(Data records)
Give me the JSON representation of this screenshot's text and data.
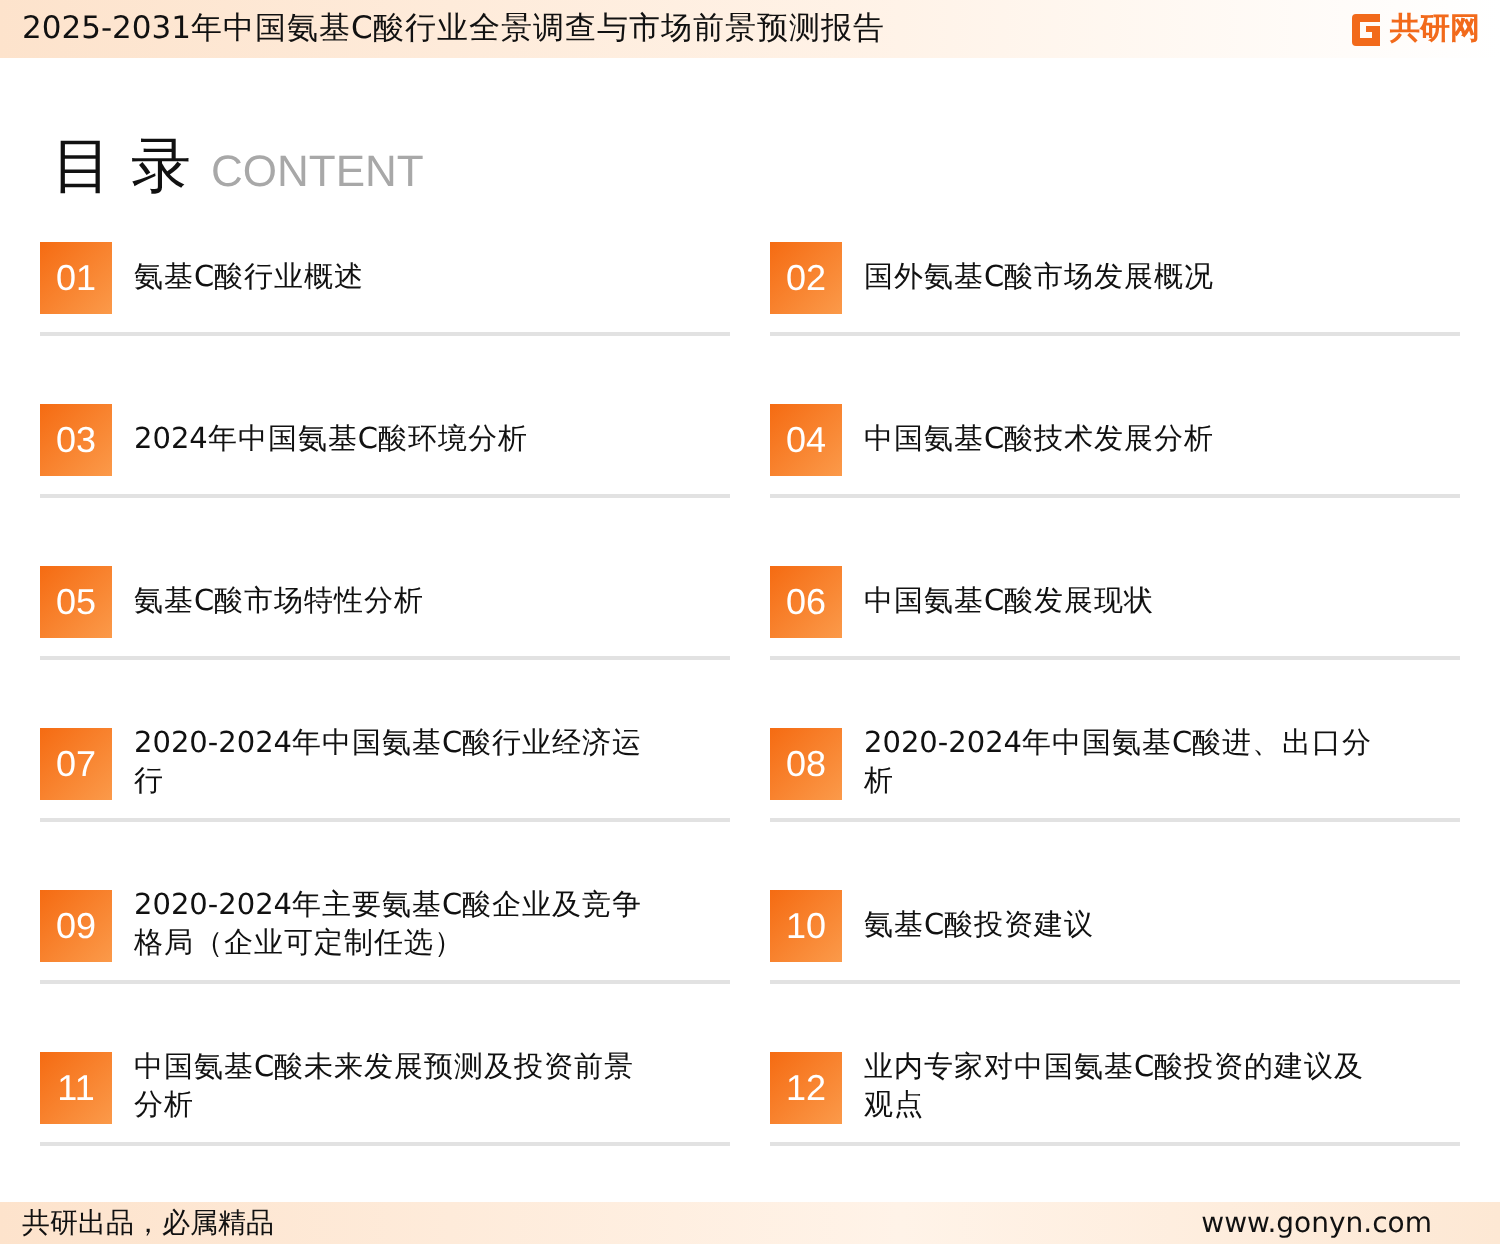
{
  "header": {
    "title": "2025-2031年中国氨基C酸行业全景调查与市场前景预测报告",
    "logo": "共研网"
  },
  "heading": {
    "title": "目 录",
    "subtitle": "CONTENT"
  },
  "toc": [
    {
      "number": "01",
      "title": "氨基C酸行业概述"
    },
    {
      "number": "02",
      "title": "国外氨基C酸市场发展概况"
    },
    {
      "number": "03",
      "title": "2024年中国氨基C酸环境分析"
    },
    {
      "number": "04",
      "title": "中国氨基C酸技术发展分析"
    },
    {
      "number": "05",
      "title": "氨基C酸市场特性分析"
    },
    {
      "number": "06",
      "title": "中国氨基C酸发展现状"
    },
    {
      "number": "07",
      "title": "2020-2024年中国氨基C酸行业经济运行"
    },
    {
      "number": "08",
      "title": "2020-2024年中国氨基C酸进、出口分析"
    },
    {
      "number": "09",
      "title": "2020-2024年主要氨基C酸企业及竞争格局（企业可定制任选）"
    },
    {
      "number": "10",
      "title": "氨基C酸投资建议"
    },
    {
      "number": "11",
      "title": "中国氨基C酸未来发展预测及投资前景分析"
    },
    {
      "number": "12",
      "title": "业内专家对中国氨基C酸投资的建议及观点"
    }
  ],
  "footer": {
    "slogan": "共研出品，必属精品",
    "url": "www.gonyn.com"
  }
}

> _Instructions for the task_
List every line above that contains the word "number".

> _The answer_
      "number": "01",
      "number": "02",
      "number": "03",
      "number": "04",
      "number": "05",
      "number": "06",
      "number": "07",
      "number": "08",
      "number": "09",
      "number": "10",
      "number": "11",
      "number": "12",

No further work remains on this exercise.